▶ [TASK]:
Go line by line through the listing below and copy those that hold "take".

▶ [RAW DATA]:
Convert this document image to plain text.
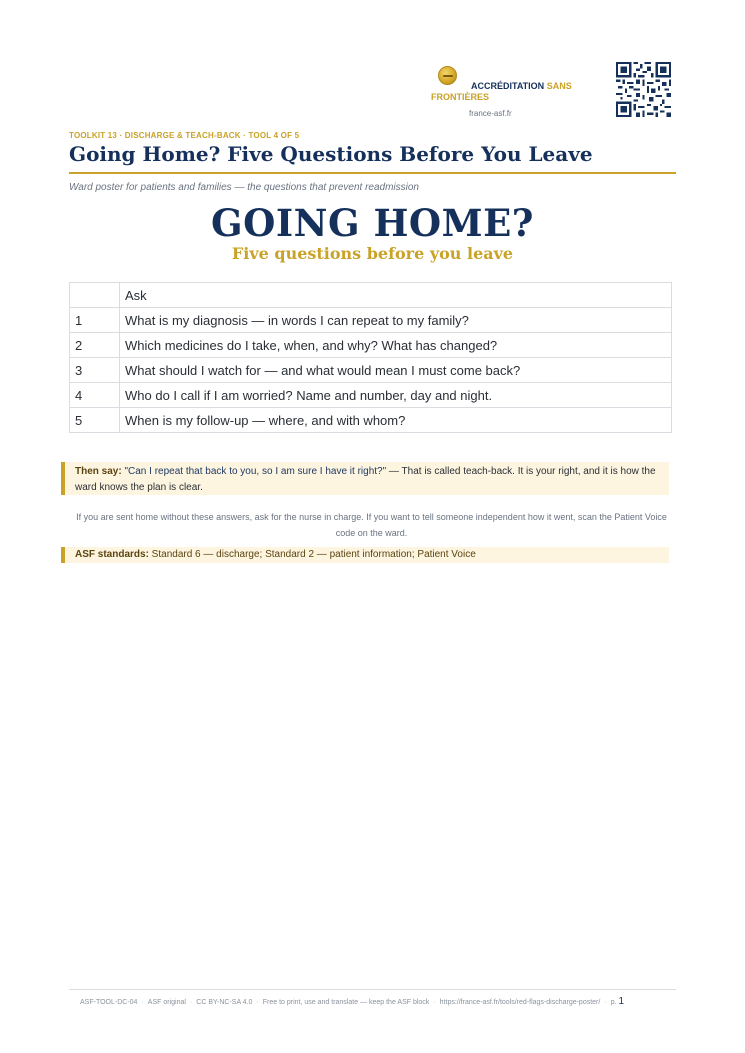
ACCRÉDITATION SANS FRONTIÈRES
france-asf.fr
TOOLKIT 13 · DISCHARGE & TEACH-BACK · TOOL 4 OF 5
Going Home? Five Questions Before You Leave
Ward poster for patients and families — the questions that prevent readmission
GOING HOME?
Five questions before you leave
	Ask
1	What is my diagnosis — in words I can repeat to my family?
2	Which medicines do I take, when, and why? What has changed?
3	What should I watch for — and what would mean I must come back?
4	Who do I call if I am worried? Name and number, day and night.
5	When is my follow-up — where, and with whom?
Then say: "Can I repeat that back to you, so I am sure I have it right?" — That is called teach-back. It is your right, and it is how the ward knows the plan is clear.
If you are sent home without these answers, ask for the nurse in charge. If you want to tell someone independent how it went, scan the Patient Voice code on the ward.
ASF standards: Standard 6 — discharge; Standard 2 — patient information; Patient Voice
ASF-TOOL-DC-04 · ASF original · CC BY-NC-SA 4.0 · Free to print, use and translate — keep the ASF block · https://france-asf.fr/tools/red-flags-discharge-poster/ · p. 1
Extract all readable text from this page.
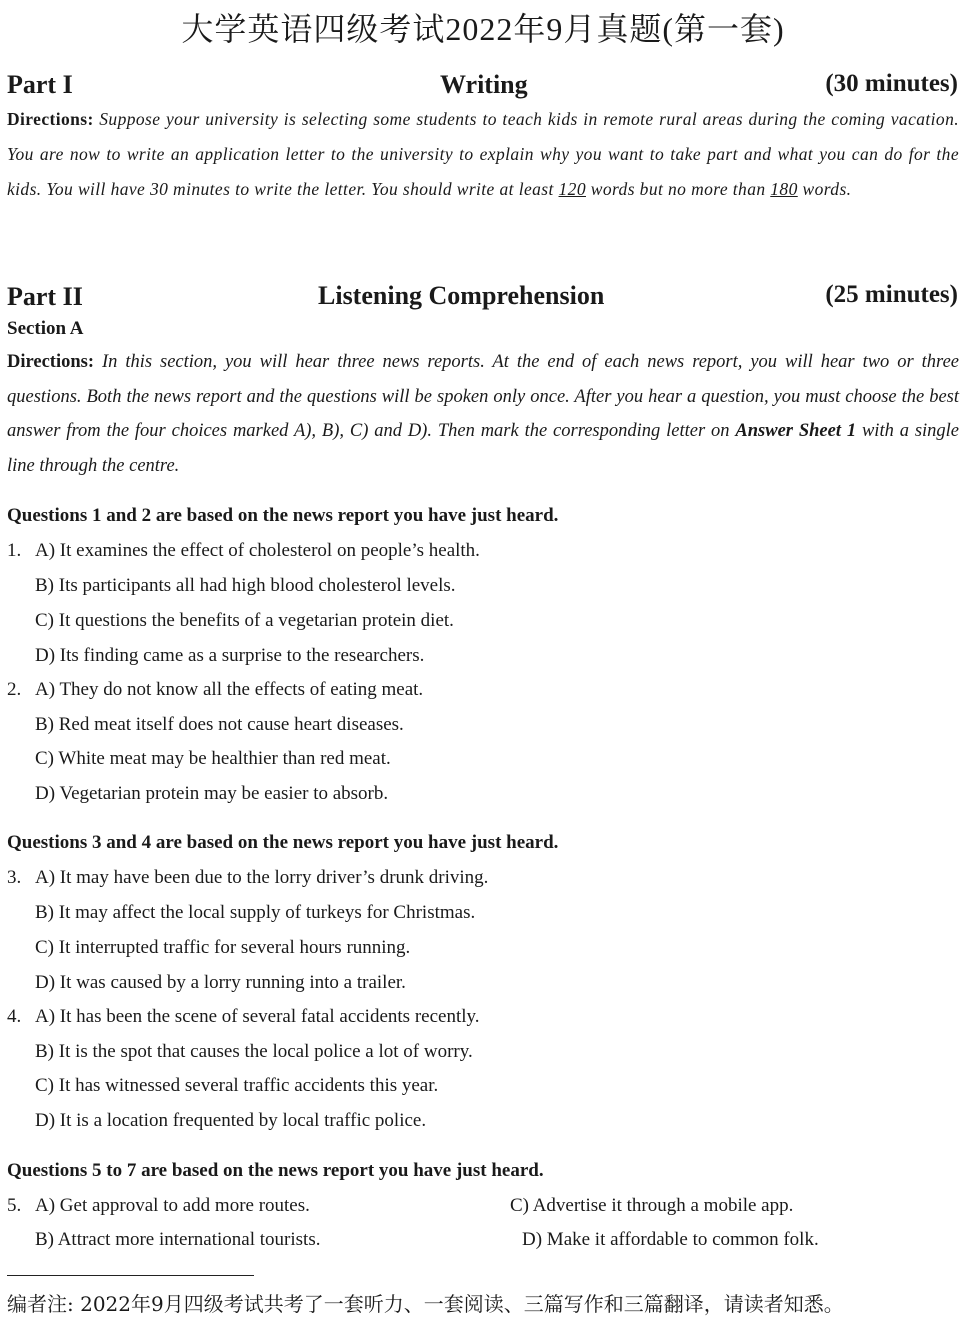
大学英语四级考试2022年9月真题(第一套)
Part I	Writing	(30 minutes)
Directions: Suppose your university is selecting some students to teach kids in remote rural areas during the coming vacation. You are now to write an application letter to the university to explain why you want to take part and what you can do for the kids. You will have 30 minutes to write the letter. You should write at least 120 words but no more than 180 words.
Part II	Listening Comprehension	(25 minutes)
Section A
Directions: In this section, you will hear three news reports. At the end of each news report, you will hear two or three questions. Both the news report and the questions will be spoken only once. After you hear a question, you must choose the best answer from the four choices marked A), B), C) and D). Then mark the corresponding letter on Answer Sheet 1 with a single line through the centre.
Questions 1 and 2 are based on the news report you have just heard.
1. A) It examines the effect of cholesterol on people’s health.
B) Its participants all had high blood cholesterol levels.
C) It questions the benefits of a vegetarian protein diet.
D) Its finding came as a surprise to the researchers.
2. A) They do not know all the effects of eating meat.
B) Red meat itself does not cause heart diseases.
C) White meat may be healthier than red meat.
D) Vegetarian protein may be easier to absorb.
Questions 3 and 4 are based on the news report you have just heard.
3. A) It may have been due to the lorry driver’s drunk driving.
B) It may affect the local supply of turkeys for Christmas.
C) It interrupted traffic for several hours running.
D) It was caused by a lorry running into a trailer.
4. A) It has been the scene of several fatal accidents recently.
B) It is the spot that causes the local police a lot of worry.
C) It has witnessed several traffic accidents this year.
D) It is a location frequented by local traffic police.
Questions 5 to 7 are based on the news report you have just heard.
5. A) Get approval to add more routes.	C) Advertise it through a mobile app.
B) Attract more international tourists.	D) Make it affordable to common folk.
编者注: 2022年9月四级考试共考了一套听力、一套阅读、三篇写作和三篇翻译，请读者知悉。
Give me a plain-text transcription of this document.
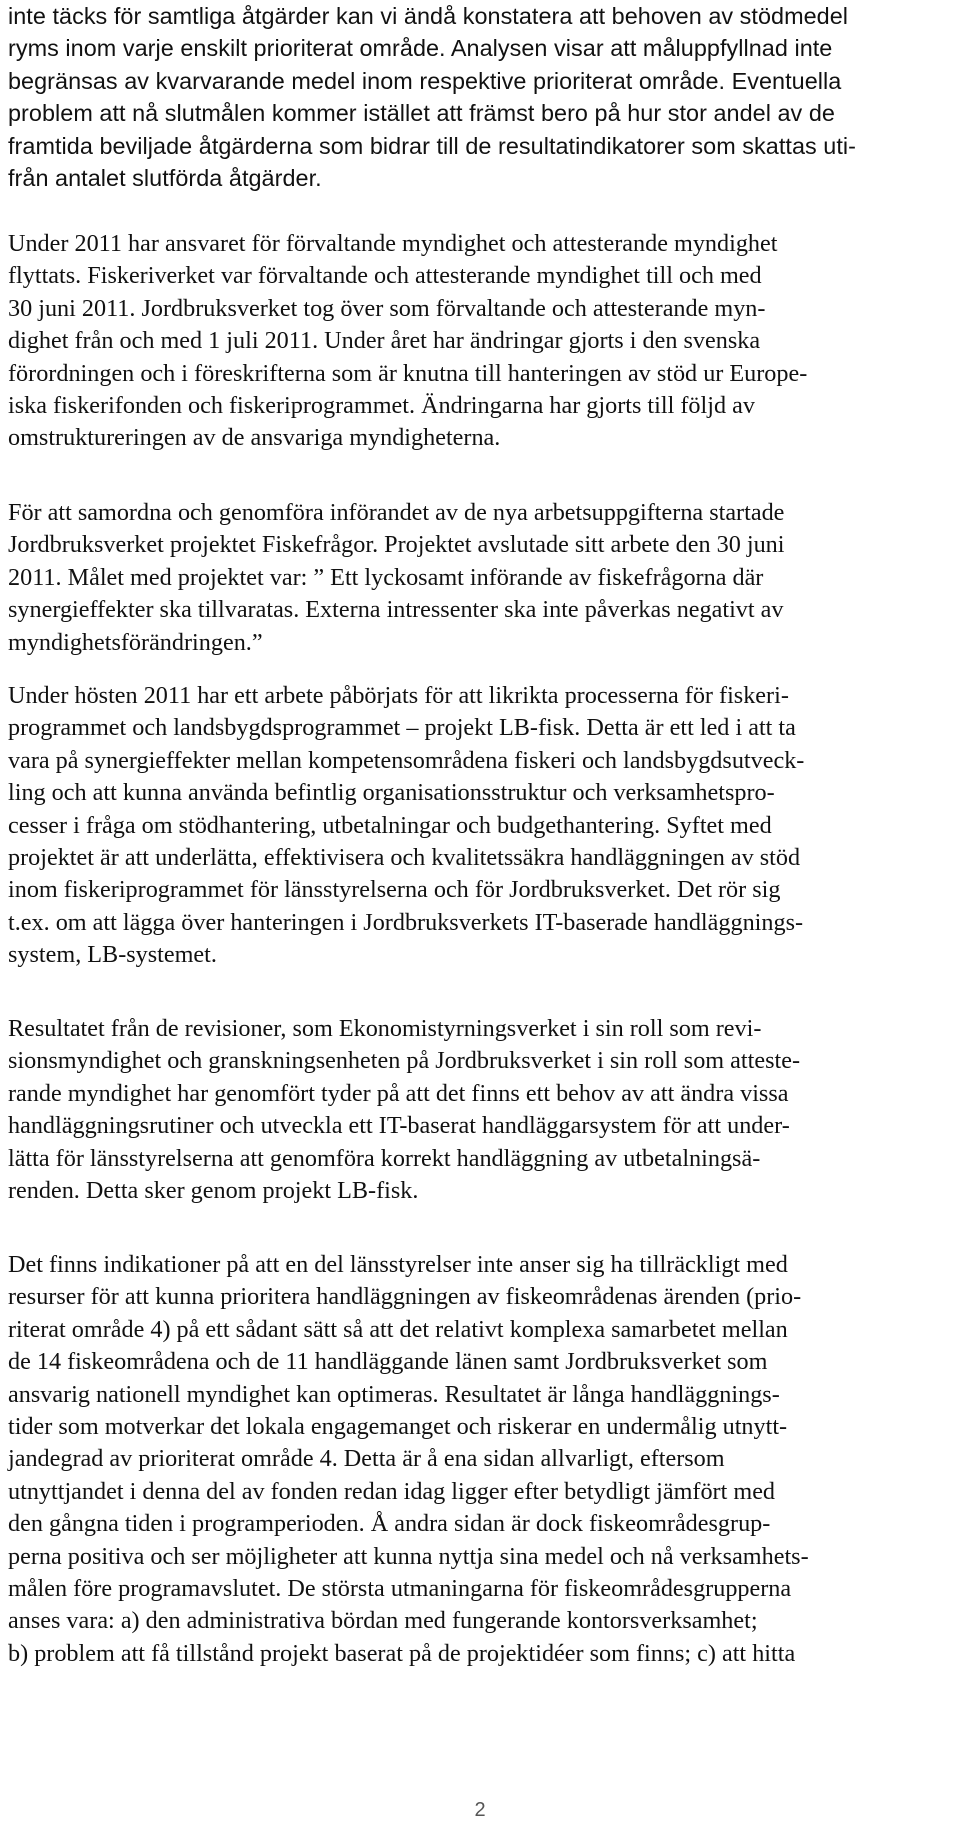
inte täcks för samtliga åtgärder kan vi ändå konstatera att behoven av stödmedel
ryms inom varje enskilt prioriterat område. Analysen visar att måluppfyllnad inte
begränsas av kvarvarande medel inom respektive prioriterat område. Eventuella
problem att nå slutmålen kommer istället att främst bero på hur stor andel av de
framtida beviljade åtgärderna som bidrar till de resultatindikatorer som skattas uti-
från antalet slutförda åtgärder.

Under 2011 har ansvaret för förvaltande myndighet och attesterande myndighet
flyttats. Fiskeriverket var förvaltande och attesterande myndighet till och med
30 juni 2011. Jordbruksverket tog över som förvaltande och attesterande myn-
dighet från och med 1 juli 2011. Under året har ändringar gjorts i den svenska
förordningen och i föreskrifterna som är knutna till hanteringen av stöd ur Europe-
iska fiskerifonden och fiskeriprogrammet. Ändringarna har gjorts till följd av
omstruktureringen av de ansvariga myndigheterna.

För att samordna och genomföra införandet av de nya arbetsuppgifterna startade
Jordbruksverket projektet Fiskefrågor. Projektet avslutade sitt arbete den 30 juni
2011. Målet med projektet var: ” Ett lyckosamt införande av fiskefrågorna där
synergieffekter ska tillvaratas. Externa intressenter ska inte påverkas negativt av
myndighetsförändringen.”

Under hösten 2011 har ett arbete påbörjats för att likrikta processerna för fiskeri-
programmet och landsbygdsprogrammet – projekt LB-fisk. Detta är ett led i att ta
vara på synergieffekter mellan kompetensområdena fiskeri och landsbygdsutveck-
ling och att kunna använda befintlig organisationsstruktur och verksamhetspro-
cesser i fråga om stödhantering, utbetalningar och budgethantering. Syftet med
projektet är att underlätta, effektivisera och kvalitetssäkra handläggningen av stöd
inom fiskeriprogrammet för länsstyrelserna och för Jordbruksverket. Det rör sig
t.ex. om att lägga över hanteringen i Jordbruksverkets IT-baserade handläggnings-
system, LB-systemet.

Resultatet från de revisioner, som Ekonomistyrningsverket i sin roll som revi-
sionsmyndighet och granskningsenheten på Jordbruksverket i sin roll som atteste-
rande myndighet har genomfört tyder på att det finns ett behov av att ändra vissa
handläggningsrutiner och utveckla ett IT-baserat handläggarsystem för att under-
lätta för länsstyrelserna att genomföra korrekt handläggning av utbetalningsä-
renden. Detta sker genom projekt LB-fisk.

Det finns indikationer på att en del länsstyrelser inte anser sig ha tillräckligt med
resurser för att kunna prioritera handläggningen av fiskeområdenas ärenden (prio-
riterat område 4) på ett sådant sätt så att det relativt komplexa samarbetet mellan
de 14 fiskeområdena och de 11 handläggande länen samt Jordbruksverket som
ansvarig nationell myndighet kan optimeras. Resultatet är långa handläggnings-
tider som motverkar det lokala engagemanget och riskerar en undermålig utnytt-
jandegrad av prioriterat område 4. Detta är å ena sidan allvarligt, eftersom
utnyttjandet i denna del av fonden redan idag ligger efter betydligt jämfört med
den gångna tiden i programperioden. Å andra sidan är dock fiskeområdesgrup-
perna positiva och ser möjligheter att kunna nyttja sina medel och nå verksamhets-
målen före programavslutet. De största utmaningarna för fiskeområdesgrupperna
anses vara: a) den administrativa bördan med fungerande kontorsverksamhet;
b) problem att få tillstånd projekt baserat på de projektidéer som finns; c) att hitta

2
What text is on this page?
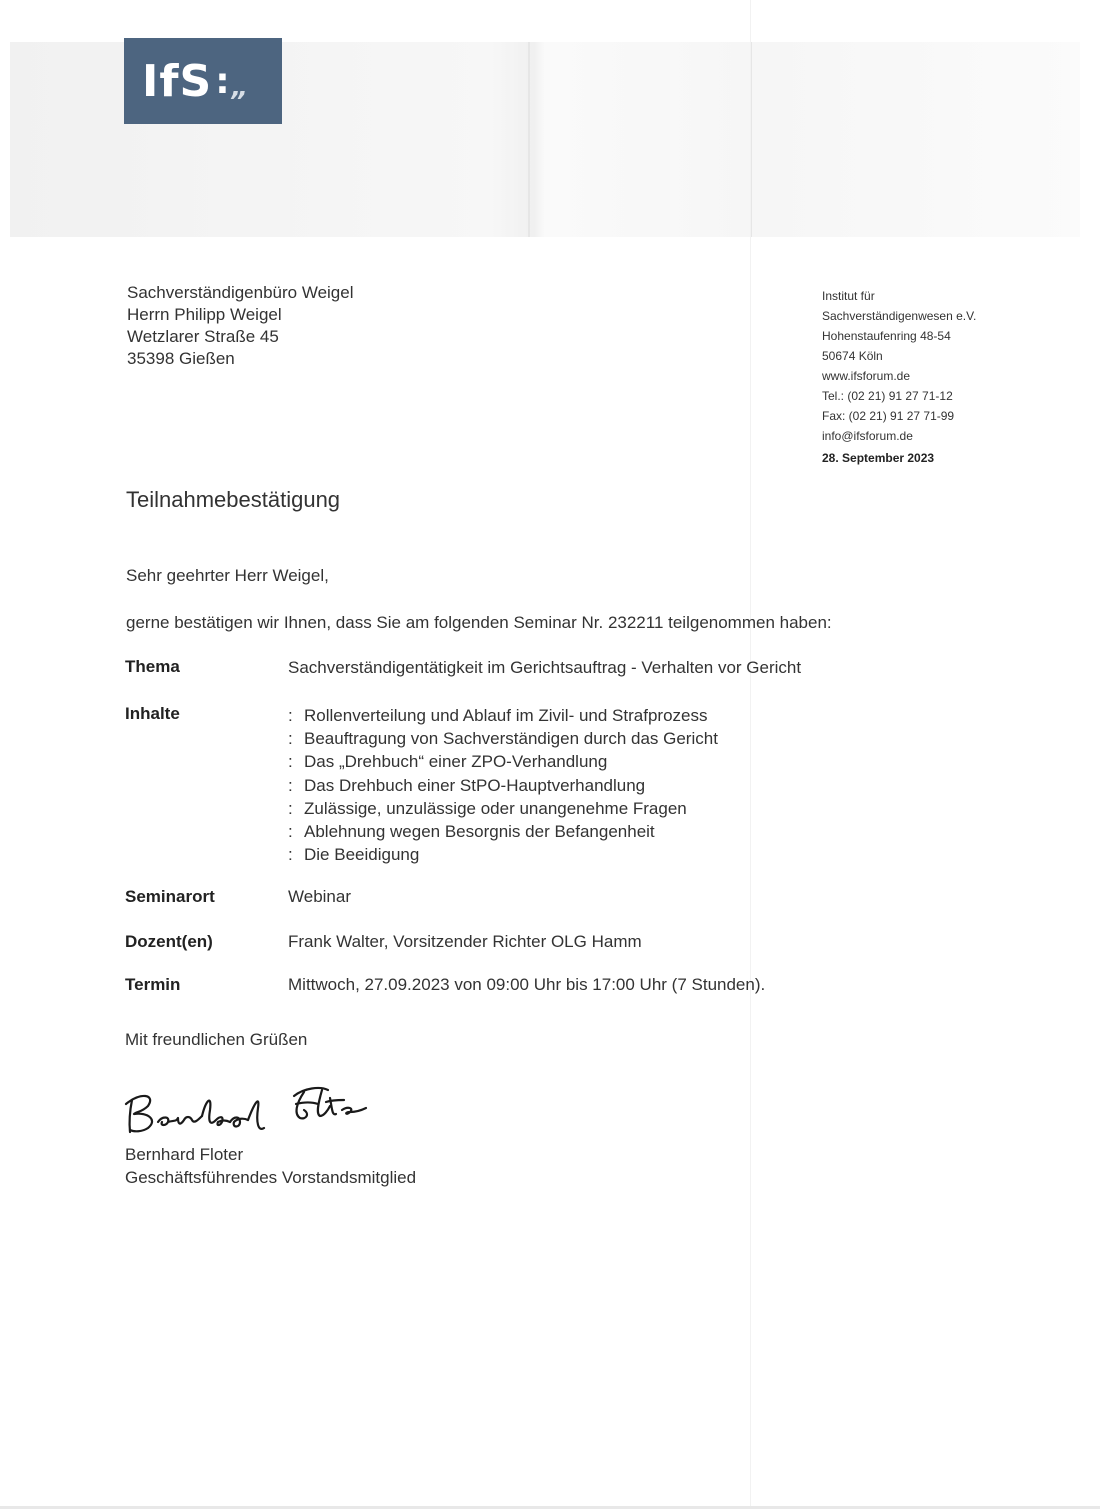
IfS : „
Sachverständigenbüro Weigel
Herrn Philipp Weigel
Wetzlarer Straße 45
35398 Gießen
Institut für
Sachverständigenwesen e.V.
Hohenstaufenring 48-54
50674 Köln
www.ifsforum.de
Tel.: (02 21) 91 27 71-12
Fax: (02 21) 91 27 71-99
info@ifsforum.de
28. September 2023
Teilnahmebestätigung
Sehr geehrter Herr Weigel,
gerne bestätigen wir Ihnen, dass Sie am folgenden Seminar Nr. 232211 teilgenommen haben:
Thema	Sachverständigentätigkeit im Gerichtsauftrag - Verhalten vor Gericht
Inhalte	: Rollenverteilung und Ablauf im Zivil- und Strafprozess
: Beauftragung von Sachverständigen durch das Gericht
: Das „Drehbuch“ einer ZPO-Verhandlung
: Das Drehbuch einer StPO-Hauptverhandlung
: Zulässige, unzulässige oder unangenehme Fragen
: Ablehnung wegen Besorgnis der Befangenheit
: Die Beeidigung
Seminarort	Webinar
Dozent(en)	Frank Walter, Vorsitzender Richter OLG Hamm
Termin	Mittwoch, 27.09.2023 von 09:00 Uhr bis 17:00 Uhr (7 Stunden).
Mit freundlichen Grüßen
Bernhard Floter
Geschäftsführendes Vorstandsmitglied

▶ [SOLUTION TO THE EXERCISE]:
2	Which medicines do I take, when, and why? What has changed?
Directions: Suppose your university is selecting some students to teach kids in remote rural areas during the coming vacation. You are now to write an application letter to the university to explain why you want to take part and what you can do for the kids. You will have 30 minutes to write the letter. You should write at least 120 words but no more than 180 words.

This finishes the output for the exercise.